→ **Alıntı**
'''

Okullar daha niteliksiz, çocuklar daha yoksul

Ayşe Alan - Eğitimci, Yazar.

Ülkemizde kamusal eğitimin pek de kamucu olmadığını en iyi gösteren alanlardan biri hiç kuşkusuz LGS sınavı ve adaletsiz lise yerleştirme sistemi. Konunun bir boyutu derin çocuk yoksulluğuna, çocukların okul devamını bile ciddi şekilde etkileyen bir eğitime erişim sorununa, diğer boyutu da lise yerleştirme sisteminin açmazlarına işaret ediyor.

Yıl boyunca özel kurs, dersane, özel ders avantajı ile sınava hazırlanan çocuklar ile ihtiyacı olan test kitabını alamayan öğrencilerin eşitsiz durumu malumumuz. Konunun özellikle okul niteliği boyutuna değinmenin popüler tabir ile büyük resmi görmemize yardımcı olacağını düşünüyorum. 

Nitelikli/Sıradan Okul

Kamucu eğitim politikalarının olmazsa olmazı her öğrencinin nitelikli eğitime erişebiliyor olmasıdır. Oysa ülkemizde okul türlerine ve sözde puan sistemine baktığınızda büyük bir aldatmaca içinde olduğumuzu görebilirsiniz. Artık tüm liseler Anadolu Lisesi. Bu liselerin “nitelikli okul” olarak sınıflandırılanları LGS puanı ile geri kalan okullar ise adrese dayalı olarak öğrenci alıyor. Öyle sınıflandırılmıyor ama belli ki adrese dayalı kayıt alan okullar “niteliksiz” yani sıradan okullar.

'''

→ **Görev listesi**
**a)** Lise yerleştirme yazısında “Kamucu eğitim politikalarının” diye başlayan paragrafı ana bilgileri koruyarak kısa bir madde listesine çevirin.
**b)** LGS ve lise yerleştirme üzerine olan yazıyı son cümlesinden sonra kaldığı yerden alıp sürdürün.

→ **Kayıtlı satırlar**

'''

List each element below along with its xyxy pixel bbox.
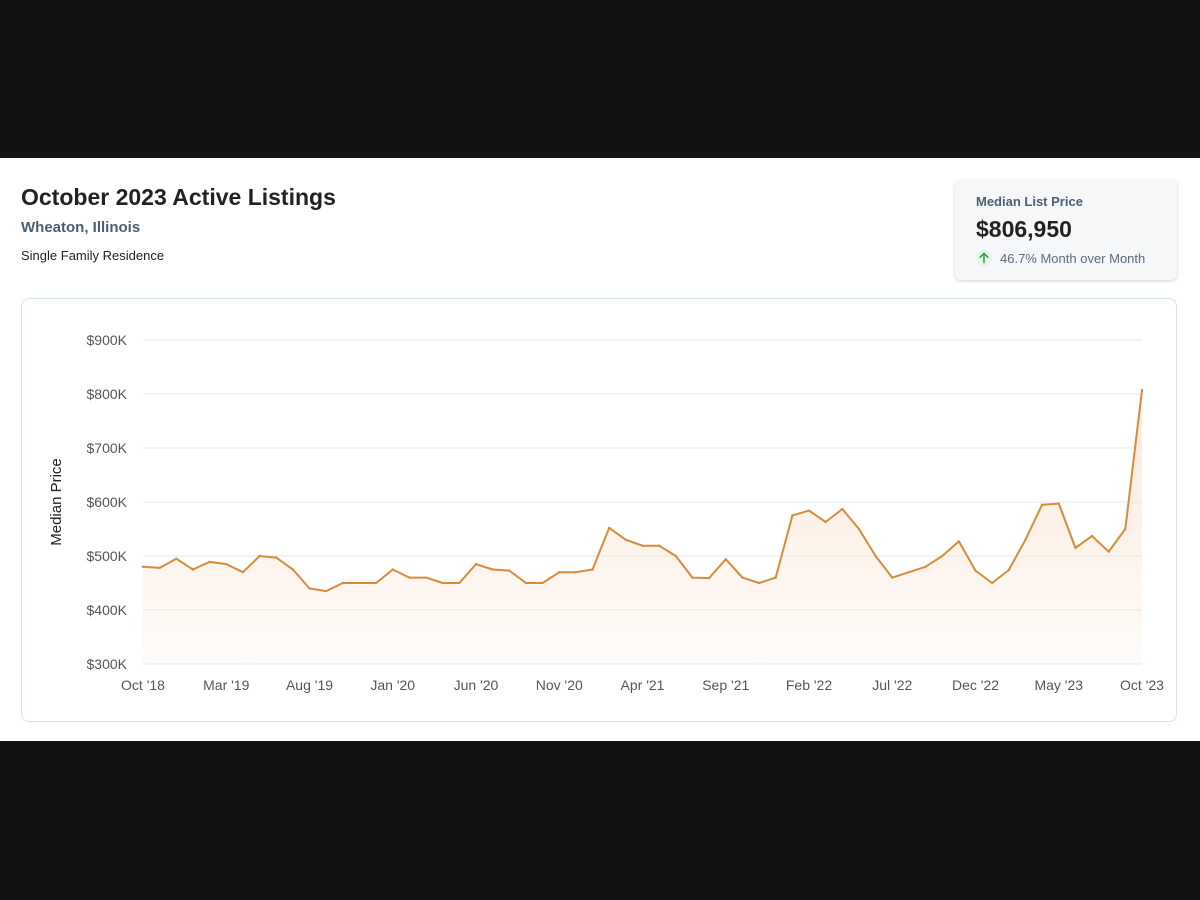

'''
'''

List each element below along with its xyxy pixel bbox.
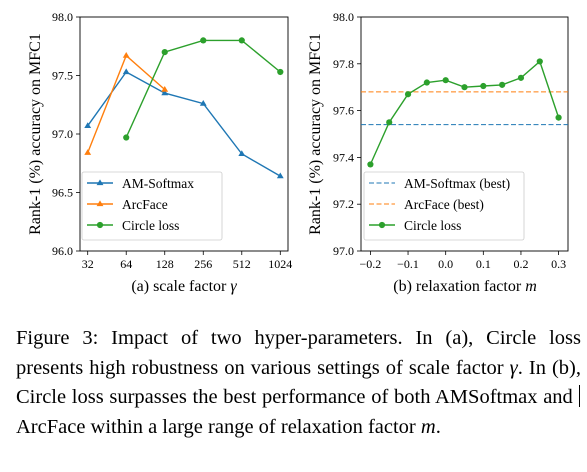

'''

→ **Görev çıktıları**
**a)**
- Kamucu eğitimin olmazsa olmazı, her öğrencinin nitelikli eğitime ulaşabilmesidir.
- Okul türlerine ve sözde puan sistemine bakınca büyük bir aldatmaca görülüyor.
- Artık bütün liseler Anadolu Lisesi.
- “Nitelikli okul” sayılan liseler öğrencileri LGS puanıyla alıyor, geri kalanlar ise adrese göre alıyor.
- Adı konmasa da adrese göre kayıt alan okullar “niteliksiz”, yani sıradan okullar.

**b)**
Her yerleştirme döneminde aileler ve çocukların çaresiz bir şekilde okul arama koşuşturmasına girmesi, parası yetenin özel okullara, yetmeyenin eşitsiz koşullarda yarıştığı LGS sonuçlarına ya da “niteliksiz” bir okula mahkûm olması vahim bir durum.
Kamusal eğitim meselesinde geldiğimiz noktada, gözden çıkarılmış milyonlarca çocuk var ne yazık ki. Sistem bu çocuklara karşı bilinçli bir körlük içinde. Eski tabirle onları “terbiye” eden bir sistem işliyor. Henüz 13 yaşında iken hazırlanmak zorunda oldukları test sınavı sonucunda, nispeten daha nitelikli eğitim alabilen çok küçük bir azınlık yerleşebiliyor, diğerleri en yakınındaki devlet lisesine ya da ailesinin mali durumu uygunsa özel okula mahkûm.

Eğitimden Dışlanıyorlar

Bu noktada “bu hep böyle değil miydi?” diye düşünebilirsiniz. Merkezî sınavlar yıllardır Türkiye gerçeği değil mi? Değişen ne? Bunun cevabını en iyi bu sene çocuğu LGS sınavına girmiş veliler ve çocukları verebilir. Yüzdelik dilimi yüzde 10 altında kalan çoğunluk için seçim şansı daraltılmış durumda. Sayılara, istatistiklere bakarsanız durum olduğundan farklı görünebilir ama çocukların liseye yerleşmesi her sene daha zorlaşıyor.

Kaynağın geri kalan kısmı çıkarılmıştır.